* DATASET EXTRACT *
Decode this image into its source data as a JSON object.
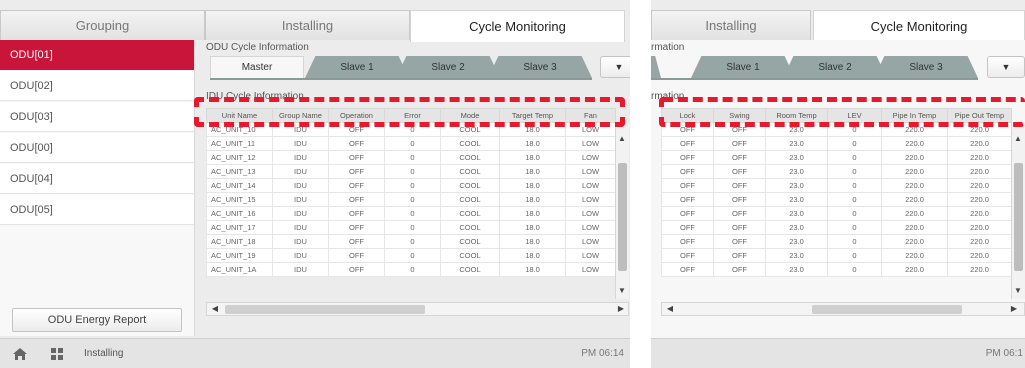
{
  "left": {
    "tabs": [
      "Grouping",
      "Installing",
      "Cycle Monitoring"
    ],
    "active_tab": "Cycle Monitoring",
    "sidebar": {
      "items": [
        "ODU[01]",
        "ODU[02]",
        "ODU[03]",
        "ODU[00]",
        "ODU[04]",
        "ODU[05]"
      ],
      "active": "ODU[01]",
      "energy_button": "ODU Energy Report"
    },
    "odu_title": "ODU Cycle Information",
    "idu_title": "IDU Cycle Information",
    "subtabs": [
      "Master",
      "Slave 1",
      "Slave 2",
      "Slave 3"
    ],
    "dropdown_glyph": "▼",
    "table": {
      "headers": [
        "Unit Name",
        "Group Name",
        "Operation",
        "Error",
        "Mode",
        "Target Temp",
        "Fan"
      ],
      "rows": [
        [
          "AC_UNIT_10",
          "IDU",
          "OFF",
          "0",
          "COOL",
          "18.0",
          "LOW"
        ],
        [
          "AC_UNIT_11",
          "IDU",
          "OFF",
          "0",
          "COOL",
          "18.0",
          "LOW"
        ],
        [
          "AC_UNIT_12",
          "IDU",
          "OFF",
          "0",
          "COOL",
          "18.0",
          "LOW"
        ],
        [
          "AC_UNIT_13",
          "IDU",
          "OFF",
          "0",
          "COOL",
          "18.0",
          "LOW"
        ],
        [
          "AC_UNIT_14",
          "IDU",
          "OFF",
          "0",
          "COOL",
          "18.0",
          "LOW"
        ],
        [
          "AC_UNIT_15",
          "IDU",
          "OFF",
          "0",
          "COOL",
          "18.0",
          "LOW"
        ],
        [
          "AC_UNIT_16",
          "IDU",
          "OFF",
          "0",
          "COOL",
          "18.0",
          "LOW"
        ],
        [
          "AC_UNIT_17",
          "IDU",
          "OFF",
          "0",
          "COOL",
          "18.0",
          "LOW"
        ],
        [
          "AC_UNIT_18",
          "IDU",
          "OFF",
          "0",
          "COOL",
          "18.0",
          "LOW"
        ],
        [
          "AC_UNIT_19",
          "IDU",
          "OFF",
          "0",
          "COOL",
          "18.0",
          "LOW"
        ],
        [
          "AC_UNIT_1A",
          "IDU",
          "OFF",
          "0",
          "COOL",
          "18.0",
          "LOW"
        ]
      ]
    },
    "status": {
      "breadcrumb": "Installing",
      "time": "PM 06:14"
    }
  },
  "right": {
    "tabs": [
      "Installing",
      "Cycle Monitoring"
    ],
    "active_tab": "Cycle Monitoring",
    "odu_title": "rmation",
    "idu_title": "rmation",
    "subtabs": [
      "Slave 1",
      "Slave 2",
      "Slave 3"
    ],
    "dropdown_glyph": "▼",
    "table": {
      "headers": [
        "Lock",
        "Swing",
        "Room Temp",
        "LEV",
        "Pipe In Temp",
        "Pipe Out Temp"
      ],
      "rows": [
        [
          "OFF",
          "OFF",
          "23.0",
          "0",
          "220.0",
          "220.0"
        ],
        [
          "OFF",
          "OFF",
          "23.0",
          "0",
          "220.0",
          "220.0"
        ],
        [
          "OFF",
          "OFF",
          "23.0",
          "0",
          "220.0",
          "220.0"
        ],
        [
          "OFF",
          "OFF",
          "23.0",
          "0",
          "220.0",
          "220.0"
        ],
        [
          "OFF",
          "OFF",
          "23.0",
          "0",
          "220.0",
          "220.0"
        ],
        [
          "OFF",
          "OFF",
          "23.0",
          "0",
          "220.0",
          "220.0"
        ],
        [
          "OFF",
          "OFF",
          "23.0",
          "0",
          "220.0",
          "220.0"
        ],
        [
          "OFF",
          "OFF",
          "23.0",
          "0",
          "220.0",
          "220.0"
        ],
        [
          "OFF",
          "OFF",
          "23.0",
          "0",
          "220.0",
          "220.0"
        ],
        [
          "OFF",
          "OFF",
          "23.0",
          "0",
          "220.0",
          "220.0"
        ],
        [
          "OFF",
          "OFF",
          "23.0",
          "0",
          "220.0",
          "220.0"
        ]
      ]
    },
    "status": {
      "time": "PM 06:1"
    }
  },
  "colors": {
    "accent": "#c9153a",
    "highlight_dash": "#e8192c",
    "subtab_fill": "#95a6a4"
  },
  "icons": {
    "home": "home-icon",
    "grid": "grid-icon",
    "scroll_up": "scroll-up-arrow-icon",
    "scroll_down": "scroll-down-arrow-icon",
    "scroll_left": "scroll-left-arrow-icon",
    "scroll_right": "scroll-right-arrow-icon"
  }
}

* THE EXERCISE *
Return each line from the material above exactly, but not the pictures.

* RESULT FOR THIS TASK *
Decode this image into its source data as a JSON object.
{
  "left": {
    "tabs": [
      "Grouping",
      "Installing",
      "Cycle Monitoring"
    ],
    "active_tab": "Cycle Monitoring",
    "sidebar": {
      "items": [
        "ODU[01]",
        "ODU[02]",
        "ODU[03]",
        "ODU[00]",
        "ODU[04]",
        "ODU[05]"
      ],
      "active": "ODU[01]",
      "energy_button": "ODU Energy Report"
    },
    "odu_title": "ODU Cycle Information",
    "idu_title": "IDU Cycle Information",
    "subtabs": [
      "Master",
      "Slave 1",
      "Slave 2",
      "Slave 3"
    ],
    "dropdown_glyph": "▼",
    "table": {
      "headers": [
        "Unit Name",
        "Group Name",
        "Operation",
        "Error",
        "Mode",
        "Target Temp",
        "Fan"
      ],
      "rows": [
        [
          "AC_UNIT_10",
          "IDU",
          "OFF",
          "0",
          "COOL",
          "18.0",
          "LOW"
        ],
        [
          "AC_UNIT_11",
          "IDU",
          "OFF",
          "0",
          "COOL",
          "18.0",
          "LOW"
        ],
        [
          "AC_UNIT_12",
          "IDU",
          "OFF",
          "0",
          "COOL",
          "18.0",
          "LOW"
        ],
        [
          "AC_UNIT_13",
          "IDU",
          "OFF",
          "0",
          "COOL",
          "18.0",
          "LOW"
        ],
        [
          "AC_UNIT_14",
          "IDU",
          "OFF",
          "0",
          "COOL",
          "18.0",
          "LOW"
        ],
        [
          "AC_UNIT_15",
          "IDU",
          "OFF",
          "0",
          "COOL",
          "18.0",
          "LOW"
        ],
        [
          "AC_UNIT_16",
          "IDU",
          "OFF",
          "0",
          "COOL",
          "18.0",
          "LOW"
        ],
        [
          "AC_UNIT_17",
          "IDU",
          "OFF",
          "0",
          "COOL",
          "18.0",
          "LOW"
        ],
        [
          "AC_UNIT_18",
          "IDU",
          "OFF",
          "0",
          "COOL",
          "18.0",
          "LOW"
        ],
        [
          "AC_UNIT_19",
          "IDU",
          "OFF",
          "0",
          "COOL",
          "18.0",
          "LOW"
        ],
        [
          "AC_UNIT_1A",
          "IDU",
          "OFF",
          "0",
          "COOL",
          "18.0",
          "LOW"
        ]
      ]
    },
    "status": {
      "breadcrumb": "Installing",
      "time": "PM 06:14"
    }
  },
  "right": {
    "tabs": [
      "Installing",
      "Cycle Monitoring"
    ],
    "active_tab": "Cycle Monitoring",
    "odu_title": "rmation",
    "idu_title": "rmation",
    "subtabs": [
      "Slave 1",
      "Slave 2",
      "Slave 3"
    ],
    "dropdown_glyph": "▼",
    "table": {
      "headers": [
        "Lock",
        "Swing",
        "Room Temp",
        "LEV",
        "Pipe In Temp",
        "Pipe Out Temp"
      ],
      "rows": [
        [
          "OFF",
          "OFF",
          "23.0",
          "0",
          "220.0",
          "220.0"
        ],
        [
          "OFF",
          "OFF",
          "23.0",
          "0",
          "220.0",
          "220.0"
        ],
        [
          "OFF",
          "OFF",
          "23.0",
          "0",
          "220.0",
          "220.0"
        ],
        [
          "OFF",
          "OFF",
          "23.0",
          "0",
          "220.0",
          "220.0"
        ],
        [
          "OFF",
          "OFF",
          "23.0",
          "0",
          "220.0",
          "220.0"
        ],
        [
          "OFF",
          "OFF",
          "23.0",
          "0",
          "220.0",
          "220.0"
        ],
        [
          "OFF",
          "OFF",
          "23.0",
          "0",
          "220.0",
          "220.0"
        ],
        [
          "OFF",
          "OFF",
          "23.0",
          "0",
          "220.0",
          "220.0"
        ],
        [
          "OFF",
          "OFF",
          "23.0",
          "0",
          "220.0",
          "220.0"
        ],
        [
          "OFF",
          "OFF",
          "23.0",
          "0",
          "220.0",
          "220.0"
        ],
        [
          "OFF",
          "OFF",
          "23.0",
          "0",
          "220.0",
          "220.0"
        ]
      ]
    },
    "status": {
      "time": "PM 06:1"
    }
  },
  "colors": {
    "accent": "#c9153a",
    "highlight_dash": "#e8192c",
    "subtab_fill": "#95a6a4"
  },
  "icons": {
    "home": "home-icon",
    "grid": "grid-icon",
    "scroll_up": "scroll-up-arrow-icon",
    "scroll_down": "scroll-down-arrow-icon",
    "scroll_left": "scroll-left-arrow-icon",
    "scroll_right": "scroll-right-arrow-icon"
  }
}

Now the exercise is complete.